* [Your instructions]: Count every line that includes the string "backyard" in the entries that follow. Nothing besides the number is needed.

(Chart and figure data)

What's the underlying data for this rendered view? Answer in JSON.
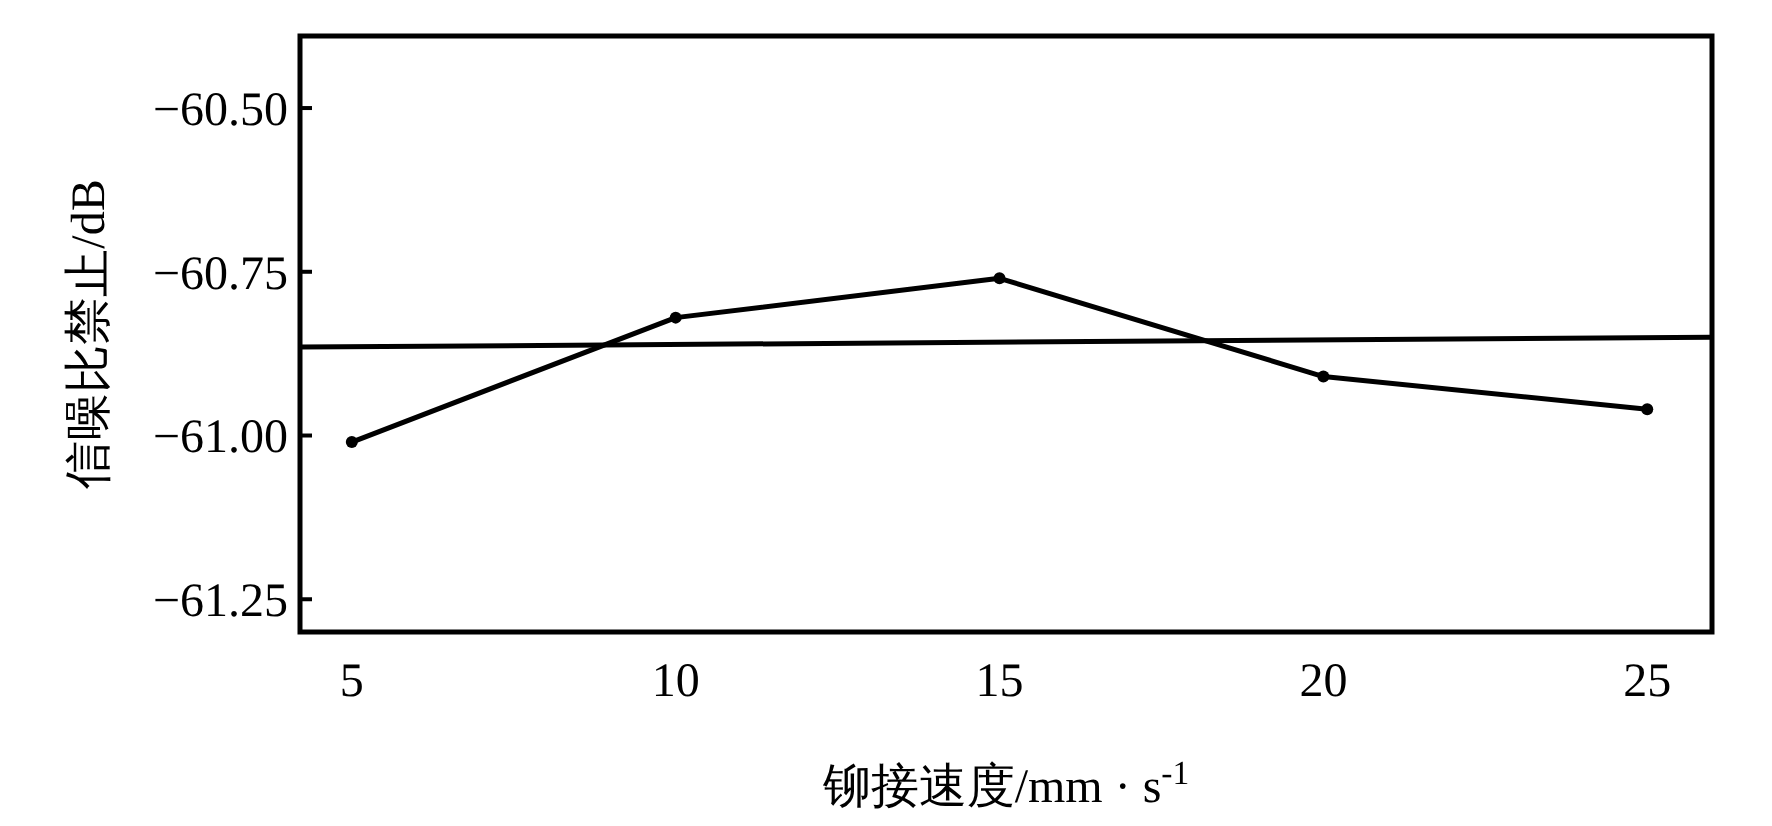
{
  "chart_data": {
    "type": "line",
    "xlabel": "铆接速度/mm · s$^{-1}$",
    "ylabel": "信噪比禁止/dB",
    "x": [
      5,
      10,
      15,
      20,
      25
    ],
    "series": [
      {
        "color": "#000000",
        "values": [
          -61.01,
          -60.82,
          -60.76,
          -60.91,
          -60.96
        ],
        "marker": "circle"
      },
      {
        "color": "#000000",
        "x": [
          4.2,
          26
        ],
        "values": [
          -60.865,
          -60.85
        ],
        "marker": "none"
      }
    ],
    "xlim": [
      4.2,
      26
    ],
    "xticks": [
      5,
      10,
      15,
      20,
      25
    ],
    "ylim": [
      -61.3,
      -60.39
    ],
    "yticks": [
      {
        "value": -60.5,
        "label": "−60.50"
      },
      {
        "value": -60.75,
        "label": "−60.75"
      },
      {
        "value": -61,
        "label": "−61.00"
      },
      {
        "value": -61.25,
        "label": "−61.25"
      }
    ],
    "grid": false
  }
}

==

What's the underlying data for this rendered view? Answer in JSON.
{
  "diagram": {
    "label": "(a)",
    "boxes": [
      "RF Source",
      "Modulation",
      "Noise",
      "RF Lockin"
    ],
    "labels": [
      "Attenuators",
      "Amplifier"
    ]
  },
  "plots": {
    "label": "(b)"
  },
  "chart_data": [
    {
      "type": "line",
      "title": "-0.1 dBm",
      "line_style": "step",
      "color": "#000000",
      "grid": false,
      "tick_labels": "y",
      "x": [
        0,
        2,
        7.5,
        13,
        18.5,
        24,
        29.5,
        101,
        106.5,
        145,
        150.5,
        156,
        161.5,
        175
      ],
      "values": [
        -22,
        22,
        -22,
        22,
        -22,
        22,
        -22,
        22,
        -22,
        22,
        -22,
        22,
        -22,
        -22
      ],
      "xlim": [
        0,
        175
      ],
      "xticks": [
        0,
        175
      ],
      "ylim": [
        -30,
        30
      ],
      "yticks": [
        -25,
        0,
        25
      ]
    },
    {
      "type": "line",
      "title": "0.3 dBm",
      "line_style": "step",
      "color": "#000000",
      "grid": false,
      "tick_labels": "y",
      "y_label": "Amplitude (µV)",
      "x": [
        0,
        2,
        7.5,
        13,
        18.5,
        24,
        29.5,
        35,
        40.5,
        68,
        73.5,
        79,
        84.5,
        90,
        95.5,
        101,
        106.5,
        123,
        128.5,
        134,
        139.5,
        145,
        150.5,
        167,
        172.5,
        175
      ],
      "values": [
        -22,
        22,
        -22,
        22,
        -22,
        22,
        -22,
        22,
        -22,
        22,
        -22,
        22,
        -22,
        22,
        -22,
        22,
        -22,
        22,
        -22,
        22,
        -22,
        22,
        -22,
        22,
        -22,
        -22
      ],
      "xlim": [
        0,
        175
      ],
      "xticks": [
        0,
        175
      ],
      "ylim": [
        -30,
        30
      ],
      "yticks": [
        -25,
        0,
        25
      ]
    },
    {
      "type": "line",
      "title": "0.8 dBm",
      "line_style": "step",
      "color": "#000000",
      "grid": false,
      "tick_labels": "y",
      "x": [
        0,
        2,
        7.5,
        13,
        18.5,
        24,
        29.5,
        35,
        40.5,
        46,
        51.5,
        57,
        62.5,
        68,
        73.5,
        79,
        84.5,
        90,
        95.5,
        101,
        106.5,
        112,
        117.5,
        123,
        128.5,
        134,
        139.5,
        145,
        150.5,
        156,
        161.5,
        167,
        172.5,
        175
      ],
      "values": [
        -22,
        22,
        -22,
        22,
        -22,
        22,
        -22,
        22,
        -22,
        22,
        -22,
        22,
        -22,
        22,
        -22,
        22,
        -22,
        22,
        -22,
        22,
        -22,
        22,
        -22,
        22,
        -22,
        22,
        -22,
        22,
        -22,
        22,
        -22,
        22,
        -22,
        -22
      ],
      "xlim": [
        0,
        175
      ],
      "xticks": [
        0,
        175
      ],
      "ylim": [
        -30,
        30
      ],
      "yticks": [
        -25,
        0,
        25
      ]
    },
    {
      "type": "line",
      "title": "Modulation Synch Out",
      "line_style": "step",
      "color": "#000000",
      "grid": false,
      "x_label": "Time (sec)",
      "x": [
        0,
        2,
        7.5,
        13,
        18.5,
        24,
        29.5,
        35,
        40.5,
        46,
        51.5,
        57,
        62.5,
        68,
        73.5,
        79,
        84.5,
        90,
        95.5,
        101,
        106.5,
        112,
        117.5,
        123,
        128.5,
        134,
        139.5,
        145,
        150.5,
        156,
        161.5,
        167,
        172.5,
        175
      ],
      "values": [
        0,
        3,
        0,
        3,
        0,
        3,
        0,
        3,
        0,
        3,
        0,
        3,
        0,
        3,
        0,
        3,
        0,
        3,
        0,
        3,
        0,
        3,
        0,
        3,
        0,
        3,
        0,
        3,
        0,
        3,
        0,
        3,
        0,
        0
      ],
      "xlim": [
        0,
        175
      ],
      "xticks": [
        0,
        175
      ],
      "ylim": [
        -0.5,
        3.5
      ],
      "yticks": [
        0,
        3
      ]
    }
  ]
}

--

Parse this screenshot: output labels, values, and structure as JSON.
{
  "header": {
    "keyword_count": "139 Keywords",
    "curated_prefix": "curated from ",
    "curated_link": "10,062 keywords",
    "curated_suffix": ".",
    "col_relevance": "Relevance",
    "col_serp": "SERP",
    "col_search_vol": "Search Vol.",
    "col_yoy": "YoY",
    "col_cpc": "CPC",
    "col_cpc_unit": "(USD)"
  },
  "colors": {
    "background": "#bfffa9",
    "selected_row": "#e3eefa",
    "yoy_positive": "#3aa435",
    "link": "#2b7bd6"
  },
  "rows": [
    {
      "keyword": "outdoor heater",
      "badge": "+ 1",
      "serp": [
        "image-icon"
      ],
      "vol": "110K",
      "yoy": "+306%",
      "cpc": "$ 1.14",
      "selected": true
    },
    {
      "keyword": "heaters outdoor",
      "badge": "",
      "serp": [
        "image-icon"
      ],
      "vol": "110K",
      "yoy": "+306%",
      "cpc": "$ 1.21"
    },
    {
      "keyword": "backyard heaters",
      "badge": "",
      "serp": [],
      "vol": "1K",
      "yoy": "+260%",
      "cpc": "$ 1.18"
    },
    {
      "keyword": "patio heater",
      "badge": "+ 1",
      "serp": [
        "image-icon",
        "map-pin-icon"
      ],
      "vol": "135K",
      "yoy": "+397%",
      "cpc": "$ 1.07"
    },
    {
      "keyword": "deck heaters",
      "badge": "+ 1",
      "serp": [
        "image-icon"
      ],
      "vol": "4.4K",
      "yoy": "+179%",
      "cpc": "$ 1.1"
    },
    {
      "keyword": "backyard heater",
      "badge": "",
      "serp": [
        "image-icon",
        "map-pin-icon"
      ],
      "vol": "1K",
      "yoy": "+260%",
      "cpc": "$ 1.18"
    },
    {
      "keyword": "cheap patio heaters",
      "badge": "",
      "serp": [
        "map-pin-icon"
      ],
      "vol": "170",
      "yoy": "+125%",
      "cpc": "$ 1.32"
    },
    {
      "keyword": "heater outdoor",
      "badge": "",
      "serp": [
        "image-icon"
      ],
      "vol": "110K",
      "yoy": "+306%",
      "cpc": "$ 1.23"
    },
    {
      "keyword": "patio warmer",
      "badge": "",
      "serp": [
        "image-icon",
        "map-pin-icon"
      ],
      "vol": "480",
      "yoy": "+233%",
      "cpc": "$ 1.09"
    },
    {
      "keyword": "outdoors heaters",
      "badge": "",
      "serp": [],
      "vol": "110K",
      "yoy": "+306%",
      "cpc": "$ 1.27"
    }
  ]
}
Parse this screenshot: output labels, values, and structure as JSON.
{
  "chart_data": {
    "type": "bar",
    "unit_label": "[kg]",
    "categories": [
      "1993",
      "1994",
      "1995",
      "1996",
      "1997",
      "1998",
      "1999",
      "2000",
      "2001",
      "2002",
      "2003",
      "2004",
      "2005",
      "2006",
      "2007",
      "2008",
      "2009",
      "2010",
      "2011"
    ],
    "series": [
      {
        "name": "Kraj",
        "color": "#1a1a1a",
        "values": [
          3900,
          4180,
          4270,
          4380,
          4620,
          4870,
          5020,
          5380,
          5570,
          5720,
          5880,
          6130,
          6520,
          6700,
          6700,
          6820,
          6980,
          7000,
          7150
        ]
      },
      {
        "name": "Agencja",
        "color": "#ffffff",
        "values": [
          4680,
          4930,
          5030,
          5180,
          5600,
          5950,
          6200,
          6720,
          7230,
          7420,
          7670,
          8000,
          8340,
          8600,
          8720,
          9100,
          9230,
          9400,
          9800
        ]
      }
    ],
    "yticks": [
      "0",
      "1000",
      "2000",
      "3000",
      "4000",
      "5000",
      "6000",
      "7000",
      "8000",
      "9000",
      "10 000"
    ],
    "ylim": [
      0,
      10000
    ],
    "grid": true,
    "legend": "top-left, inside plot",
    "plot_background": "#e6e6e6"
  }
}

* [Exercise result]: 2